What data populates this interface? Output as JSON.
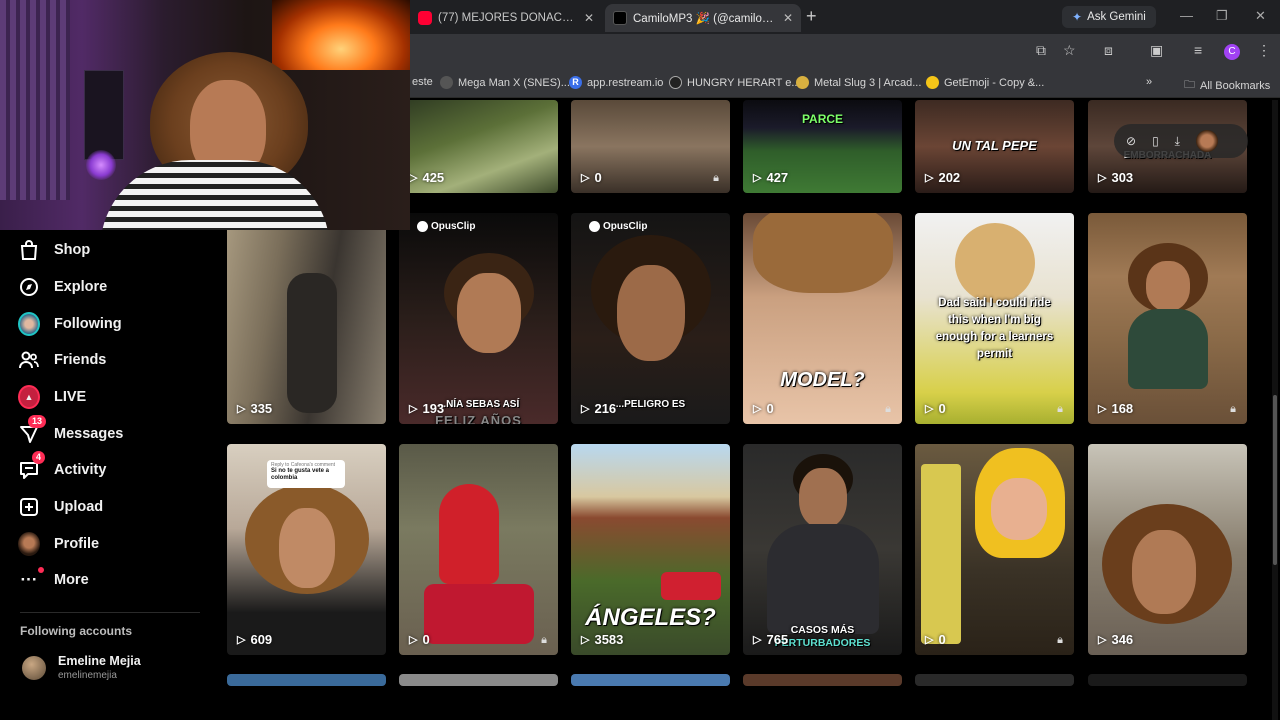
{
  "browser": {
    "tabs": [
      {
        "title": "(77) MEJORES DONACIONES DE",
        "active": false
      },
      {
        "title": "CamiloMP3 🎉 (@camilomp3) | TikTok",
        "active": true
      }
    ],
    "new_tab": "+",
    "ask_gemini": "Ask Gemini",
    "profile_initial": "C",
    "bookmarks": [
      {
        "label": "este"
      },
      {
        "label": "Mega Man X (SNES)..."
      },
      {
        "label": "app.restream.io"
      },
      {
        "label": "HUNGRY HERART e..."
      },
      {
        "label": "Metal Slug 3 | Arcad..."
      },
      {
        "label": "GetEmoji - Copy &..."
      }
    ],
    "more_bookmarks": "»",
    "all_bookmarks": "All Bookmarks"
  },
  "sidebar": {
    "items": [
      {
        "label": "Shop",
        "icon": "shopping-bag-icon"
      },
      {
        "label": "Explore",
        "icon": "compass-icon"
      },
      {
        "label": "Following",
        "icon": "following-avatar"
      },
      {
        "label": "Friends",
        "icon": "friends-icon"
      },
      {
        "label": "LIVE",
        "icon": "live-icon"
      },
      {
        "label": "Messages",
        "icon": "messages-icon",
        "badge": "13"
      },
      {
        "label": "Activity",
        "icon": "activity-icon",
        "badge": "4"
      },
      {
        "label": "Upload",
        "icon": "upload-icon"
      },
      {
        "label": "Profile",
        "icon": "profile-avatar"
      },
      {
        "label": "More",
        "icon": "more-icon"
      }
    ],
    "following_accounts_title": "Following accounts",
    "account": {
      "name": "Emeline Mejia",
      "handle": "emelinemejia"
    }
  },
  "videos": {
    "row1": [
      {
        "views": "425",
        "locked": false
      },
      {
        "views": "0",
        "locked": true
      },
      {
        "views": "427",
        "locked": false,
        "overlay": "PARCE"
      },
      {
        "views": "202",
        "locked": false,
        "overlay": "UN TAL PEPE"
      },
      {
        "views": "303",
        "locked": false,
        "overlay": "EMBORRACHADA"
      }
    ],
    "row2": [
      {
        "views": "335",
        "locked": false
      },
      {
        "views": "193",
        "locked": false,
        "overlay": "...NÍA SEBAS ASÍ",
        "subtext": "FELIZ AÑOS",
        "opus": "OpusClip"
      },
      {
        "views": "216",
        "locked": false,
        "overlay": "...PELIGRO ES",
        "opus": "OpusClip"
      },
      {
        "views": "0",
        "locked": true,
        "overlay": "MODEL?"
      },
      {
        "views": "0",
        "locked": true,
        "overlay": "Dad said I could ride this when I'm big enough for a learners permit"
      },
      {
        "views": "168",
        "locked": true
      }
    ],
    "row3": [
      {
        "views": "609",
        "locked": false,
        "comment_user": "Reply to Cafeona's comment",
        "comment_text": "Si no te gusta vete a colombia"
      },
      {
        "views": "0",
        "locked": true
      },
      {
        "views": "3583",
        "locked": false,
        "overlay": "ÁNGELES?"
      },
      {
        "views": "765",
        "locked": false,
        "overlay": "CASOS MÁS",
        "subtext": "PERTURBADORES"
      },
      {
        "views": "0",
        "locked": true
      },
      {
        "views": "346",
        "locked": false
      }
    ]
  },
  "colors": {
    "accent": "#fe2c55",
    "background": "#000000",
    "browser_chrome": "#35363a"
  }
}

Exercise.
Excluding the pictures, restate the records above word for word.

Exercise output.
What data populates this interface? Output as JSON.
{
  "browser": {
    "tabs": [
      {
        "title": "(77) MEJORES DONACIONES DE",
        "active": false
      },
      {
        "title": "CamiloMP3 🎉 (@camilomp3) | TikTok",
        "active": true
      }
    ],
    "new_tab": "+",
    "ask_gemini": "Ask Gemini",
    "profile_initial": "C",
    "bookmarks": [
      {
        "label": "este"
      },
      {
        "label": "Mega Man X (SNES)..."
      },
      {
        "label": "app.restream.io"
      },
      {
        "label": "HUNGRY HERART e..."
      },
      {
        "label": "Metal Slug 3 | Arcad..."
      },
      {
        "label": "GetEmoji - Copy &..."
      }
    ],
    "more_bookmarks": "»",
    "all_bookmarks": "All Bookmarks"
  },
  "sidebar": {
    "items": [
      {
        "label": "Shop",
        "icon": "shopping-bag-icon"
      },
      {
        "label": "Explore",
        "icon": "compass-icon"
      },
      {
        "label": "Following",
        "icon": "following-avatar"
      },
      {
        "label": "Friends",
        "icon": "friends-icon"
      },
      {
        "label": "LIVE",
        "icon": "live-icon"
      },
      {
        "label": "Messages",
        "icon": "messages-icon",
        "badge": "13"
      },
      {
        "label": "Activity",
        "icon": "activity-icon",
        "badge": "4"
      },
      {
        "label": "Upload",
        "icon": "upload-icon"
      },
      {
        "label": "Profile",
        "icon": "profile-avatar"
      },
      {
        "label": "More",
        "icon": "more-icon"
      }
    ],
    "following_accounts_title": "Following accounts",
    "account": {
      "name": "Emeline Mejia",
      "handle": "emelinemejia"
    }
  },
  "videos": {
    "row1": [
      {
        "views": "425",
        "locked": false
      },
      {
        "views": "0",
        "locked": true
      },
      {
        "views": "427",
        "locked": false,
        "overlay": "PARCE"
      },
      {
        "views": "202",
        "locked": false,
        "overlay": "UN TAL PEPE"
      },
      {
        "views": "303",
        "locked": false,
        "overlay": "EMBORRACHADA"
      }
    ],
    "row2": [
      {
        "views": "335",
        "locked": false
      },
      {
        "views": "193",
        "locked": false,
        "overlay": "...NÍA SEBAS ASÍ",
        "subtext": "FELIZ AÑOS",
        "opus": "OpusClip"
      },
      {
        "views": "216",
        "locked": false,
        "overlay": "...PELIGRO ES",
        "opus": "OpusClip"
      },
      {
        "views": "0",
        "locked": true,
        "overlay": "MODEL?"
      },
      {
        "views": "0",
        "locked": true,
        "overlay": "Dad said I could ride this when I'm big enough for a learners permit"
      },
      {
        "views": "168",
        "locked": true
      }
    ],
    "row3": [
      {
        "views": "609",
        "locked": false,
        "comment_user": "Reply to Cafeona's comment",
        "comment_text": "Si no te gusta vete a colombia"
      },
      {
        "views": "0",
        "locked": true
      },
      {
        "views": "3583",
        "locked": false,
        "overlay": "ÁNGELES?"
      },
      {
        "views": "765",
        "locked": false,
        "overlay": "CASOS MÁS",
        "subtext": "PERTURBADORES"
      },
      {
        "views": "0",
        "locked": true
      },
      {
        "views": "346",
        "locked": false
      }
    ]
  },
  "colors": {
    "accent": "#fe2c55",
    "background": "#000000",
    "browser_chrome": "#35363a"
  }
}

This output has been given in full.